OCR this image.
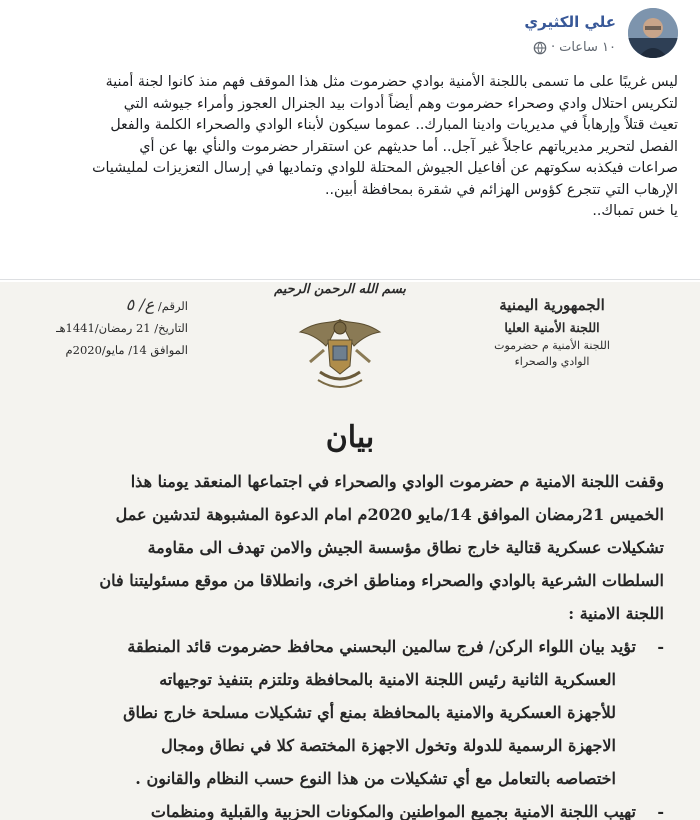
علي الكثيري
١٠ ساعات
·
ليس غريبًا على ما تسمى باللجنة الأمنية بوادي حضرموت مثل هذا الموقف فهم منذ كانوا لجنة أمنية
لتكريس احتلال وادي وصحراء حضرموت وهم أيضاً أدوات بيد الجنرال العجوز وأمراء جيوشه التي
تعيث قتلاً وإرهاباً في مديريات وادينا المبارك.. عموما سيكون لأبناء الوادي والصحراء الكلمة والفعل
الفصل لتحرير مديرياتهم عاجلاً غير آجل.. أما حديثهم عن استقرار حضرموت والنأي بها عن أي
صراعات فيكذبه سكوتهم عن أفاعيل الجيوش المحتلة للوادي وتماديها في إرسال التعزيزات لمليشيات
الإرهاب التي تتجرع كؤوس الهزائم في شقرة بمحافظة أبين..
يا خس تمباك..
بسم الله الرحمن الرحيم
الجمهورية اليمنية
اللجنة الأمنية العليا
اللجنة الأمنية م حضرموت
الوادي والصحراء
الرقم/ ع/ ٥
التاريخ/ 21 رمضان/1441هـ
الموافق 14/ مايو/2020م
بيان
وقفت اللجنة الامنية م حضرموت الوادي والصحراء في اجتماعها المنعقد يومنا هذا
الخميس 21رمضان الموافق 14/مايو 2020م امام الدعوة المشبوهة لتدشين عمل
تشكيلات عسكرية قتالية خارج نطاق مؤسسة الجيش والامن تهدف الى مقاومة
السلطات الشرعية بالوادي والصحراء ومناطق اخرى، وانطلاقا من موقع مسئوليتنا فان
اللجنة الامنية :
-
تؤيد بيان اللواء الركن/ فرج سالمين البحسني محافظ حضرموت قائد المنطقة
العسكرية الثانية رئيس اللجنة الامنية بالمحافظة وتلتزم بتنفيذ توجيهاته
للأجهزة العسكرية والامنية بالمحافظة بمنع أي تشكيلات مسلحة خارج نطاق
الاجهزة الرسمية للدولة وتخول الاجهزة المختصة كلا في نطاق ومجال
اختصاصه بالتعامل مع أي تشكيلات من هذا النوع حسب النظام والقانون .
-
تهيب اللجنة الامنية بجميع المواطنين والمكونات الحزبية والقبلية ومنظمات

_Set exercise_: Using the records above, list each line that includes "الموافق".

_Exercise result_:
الموافق 14/ مايو/2020م
الخميس 21رمضان الموافق 14/مايو 2020م امام الدعوة المشبوهة لتدشين عمل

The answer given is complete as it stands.